_Task statement_. Your job is to report every line of the entries that has "ΔsyfA".

Start of Task input

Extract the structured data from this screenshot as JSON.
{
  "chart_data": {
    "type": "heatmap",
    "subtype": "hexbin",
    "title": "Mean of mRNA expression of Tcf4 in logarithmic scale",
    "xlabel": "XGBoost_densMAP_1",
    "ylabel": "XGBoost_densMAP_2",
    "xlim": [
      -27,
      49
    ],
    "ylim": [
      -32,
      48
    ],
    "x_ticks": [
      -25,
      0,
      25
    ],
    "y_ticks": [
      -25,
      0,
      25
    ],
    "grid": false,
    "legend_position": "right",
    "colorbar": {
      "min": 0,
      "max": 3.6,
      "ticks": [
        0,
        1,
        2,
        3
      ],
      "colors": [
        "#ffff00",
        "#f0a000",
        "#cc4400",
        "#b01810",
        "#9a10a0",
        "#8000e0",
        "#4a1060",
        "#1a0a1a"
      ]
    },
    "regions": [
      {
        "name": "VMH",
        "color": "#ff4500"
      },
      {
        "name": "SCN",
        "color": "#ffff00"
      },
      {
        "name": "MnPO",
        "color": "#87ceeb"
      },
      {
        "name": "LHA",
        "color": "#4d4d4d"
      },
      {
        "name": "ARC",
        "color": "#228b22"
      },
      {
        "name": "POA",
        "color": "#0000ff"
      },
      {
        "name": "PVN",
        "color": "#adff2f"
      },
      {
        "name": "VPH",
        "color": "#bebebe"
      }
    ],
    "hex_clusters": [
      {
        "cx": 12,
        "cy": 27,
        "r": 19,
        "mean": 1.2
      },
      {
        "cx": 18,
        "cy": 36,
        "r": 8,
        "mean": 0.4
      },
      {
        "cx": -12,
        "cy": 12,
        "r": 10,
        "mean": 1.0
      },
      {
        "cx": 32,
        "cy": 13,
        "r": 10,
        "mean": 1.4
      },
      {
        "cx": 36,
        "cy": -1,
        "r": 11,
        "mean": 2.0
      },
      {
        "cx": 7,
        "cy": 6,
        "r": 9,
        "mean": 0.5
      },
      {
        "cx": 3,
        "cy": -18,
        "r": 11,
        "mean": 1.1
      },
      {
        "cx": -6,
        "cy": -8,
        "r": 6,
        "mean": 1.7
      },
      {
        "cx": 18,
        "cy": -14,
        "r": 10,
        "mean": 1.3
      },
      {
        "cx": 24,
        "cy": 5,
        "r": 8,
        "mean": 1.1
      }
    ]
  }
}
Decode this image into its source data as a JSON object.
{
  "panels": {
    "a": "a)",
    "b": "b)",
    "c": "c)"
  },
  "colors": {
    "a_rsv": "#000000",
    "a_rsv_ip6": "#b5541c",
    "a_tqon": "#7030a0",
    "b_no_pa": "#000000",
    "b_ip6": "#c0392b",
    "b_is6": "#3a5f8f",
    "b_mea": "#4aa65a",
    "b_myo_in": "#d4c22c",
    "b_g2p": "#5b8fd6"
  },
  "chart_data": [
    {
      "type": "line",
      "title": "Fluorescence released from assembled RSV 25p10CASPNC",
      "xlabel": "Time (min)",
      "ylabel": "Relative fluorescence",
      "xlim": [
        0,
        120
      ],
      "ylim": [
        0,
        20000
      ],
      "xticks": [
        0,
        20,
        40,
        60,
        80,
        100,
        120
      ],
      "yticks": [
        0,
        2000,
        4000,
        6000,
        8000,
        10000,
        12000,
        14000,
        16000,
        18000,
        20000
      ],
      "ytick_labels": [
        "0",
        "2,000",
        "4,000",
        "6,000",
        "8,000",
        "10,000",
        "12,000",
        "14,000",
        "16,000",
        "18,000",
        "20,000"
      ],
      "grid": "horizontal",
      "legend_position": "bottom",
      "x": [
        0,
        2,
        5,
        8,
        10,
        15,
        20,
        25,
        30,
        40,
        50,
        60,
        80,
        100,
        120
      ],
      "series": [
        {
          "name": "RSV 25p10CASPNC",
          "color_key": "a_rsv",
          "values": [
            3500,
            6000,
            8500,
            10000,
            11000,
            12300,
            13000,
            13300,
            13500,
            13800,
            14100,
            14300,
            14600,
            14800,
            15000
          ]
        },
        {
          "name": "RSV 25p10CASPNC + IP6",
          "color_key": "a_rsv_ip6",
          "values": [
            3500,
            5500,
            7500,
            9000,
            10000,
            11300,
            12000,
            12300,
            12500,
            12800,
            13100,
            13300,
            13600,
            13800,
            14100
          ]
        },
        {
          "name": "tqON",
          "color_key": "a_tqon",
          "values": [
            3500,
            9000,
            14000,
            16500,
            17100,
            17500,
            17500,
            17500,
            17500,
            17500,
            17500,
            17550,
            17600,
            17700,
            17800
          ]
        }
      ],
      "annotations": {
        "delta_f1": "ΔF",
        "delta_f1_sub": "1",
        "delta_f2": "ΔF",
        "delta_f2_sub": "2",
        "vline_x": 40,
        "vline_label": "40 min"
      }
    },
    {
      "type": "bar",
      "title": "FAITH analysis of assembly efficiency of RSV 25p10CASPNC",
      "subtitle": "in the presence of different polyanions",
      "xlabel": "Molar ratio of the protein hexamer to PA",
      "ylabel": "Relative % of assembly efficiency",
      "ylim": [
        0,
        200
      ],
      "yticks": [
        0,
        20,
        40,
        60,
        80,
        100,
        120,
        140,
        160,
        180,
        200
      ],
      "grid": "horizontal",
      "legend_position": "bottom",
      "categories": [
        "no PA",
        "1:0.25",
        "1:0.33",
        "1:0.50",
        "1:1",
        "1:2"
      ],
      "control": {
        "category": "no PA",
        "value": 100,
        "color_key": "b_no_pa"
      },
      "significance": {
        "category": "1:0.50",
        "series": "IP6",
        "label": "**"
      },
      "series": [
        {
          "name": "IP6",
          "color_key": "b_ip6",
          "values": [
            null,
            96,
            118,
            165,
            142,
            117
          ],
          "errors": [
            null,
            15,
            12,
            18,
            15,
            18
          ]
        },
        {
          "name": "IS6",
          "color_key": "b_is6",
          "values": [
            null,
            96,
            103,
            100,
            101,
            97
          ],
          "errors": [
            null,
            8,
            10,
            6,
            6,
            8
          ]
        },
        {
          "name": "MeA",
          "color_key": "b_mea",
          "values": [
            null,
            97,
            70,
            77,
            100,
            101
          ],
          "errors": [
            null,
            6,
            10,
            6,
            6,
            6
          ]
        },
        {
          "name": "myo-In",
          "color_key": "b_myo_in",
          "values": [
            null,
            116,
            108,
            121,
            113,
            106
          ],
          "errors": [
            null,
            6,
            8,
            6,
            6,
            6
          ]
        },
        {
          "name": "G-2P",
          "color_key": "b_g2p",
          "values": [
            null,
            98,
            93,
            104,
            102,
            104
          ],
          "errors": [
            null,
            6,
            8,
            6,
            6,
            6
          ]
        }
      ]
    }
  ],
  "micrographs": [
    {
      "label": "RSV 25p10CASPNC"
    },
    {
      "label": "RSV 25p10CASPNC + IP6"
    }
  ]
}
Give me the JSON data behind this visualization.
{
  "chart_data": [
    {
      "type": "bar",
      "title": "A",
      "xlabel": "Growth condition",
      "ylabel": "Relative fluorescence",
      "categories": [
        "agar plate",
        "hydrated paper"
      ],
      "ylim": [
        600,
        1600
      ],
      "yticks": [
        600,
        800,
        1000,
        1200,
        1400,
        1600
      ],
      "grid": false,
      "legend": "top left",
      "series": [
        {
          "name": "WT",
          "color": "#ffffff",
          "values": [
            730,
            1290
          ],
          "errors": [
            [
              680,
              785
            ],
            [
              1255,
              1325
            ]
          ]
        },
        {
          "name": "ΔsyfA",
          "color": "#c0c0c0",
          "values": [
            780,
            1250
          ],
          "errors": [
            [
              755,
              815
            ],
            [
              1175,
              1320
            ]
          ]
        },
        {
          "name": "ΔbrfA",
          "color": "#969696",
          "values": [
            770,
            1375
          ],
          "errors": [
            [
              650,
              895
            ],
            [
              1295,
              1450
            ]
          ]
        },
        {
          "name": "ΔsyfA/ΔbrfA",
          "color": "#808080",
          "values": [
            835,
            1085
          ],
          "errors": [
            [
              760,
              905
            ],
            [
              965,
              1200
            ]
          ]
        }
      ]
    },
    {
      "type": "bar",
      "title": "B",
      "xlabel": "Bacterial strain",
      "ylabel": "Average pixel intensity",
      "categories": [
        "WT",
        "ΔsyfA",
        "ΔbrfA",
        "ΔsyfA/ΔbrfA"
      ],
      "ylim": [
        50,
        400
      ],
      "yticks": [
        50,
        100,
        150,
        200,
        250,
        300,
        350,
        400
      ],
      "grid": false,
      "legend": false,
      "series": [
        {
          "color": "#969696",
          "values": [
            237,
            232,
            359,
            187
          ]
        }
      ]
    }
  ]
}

End of Task input

_Final answer_.
          "name": "ΔsyfA",
          "name": "ΔsyfA/ΔbrfA",
        "ΔsyfA",
        "ΔsyfA/ΔbrfA"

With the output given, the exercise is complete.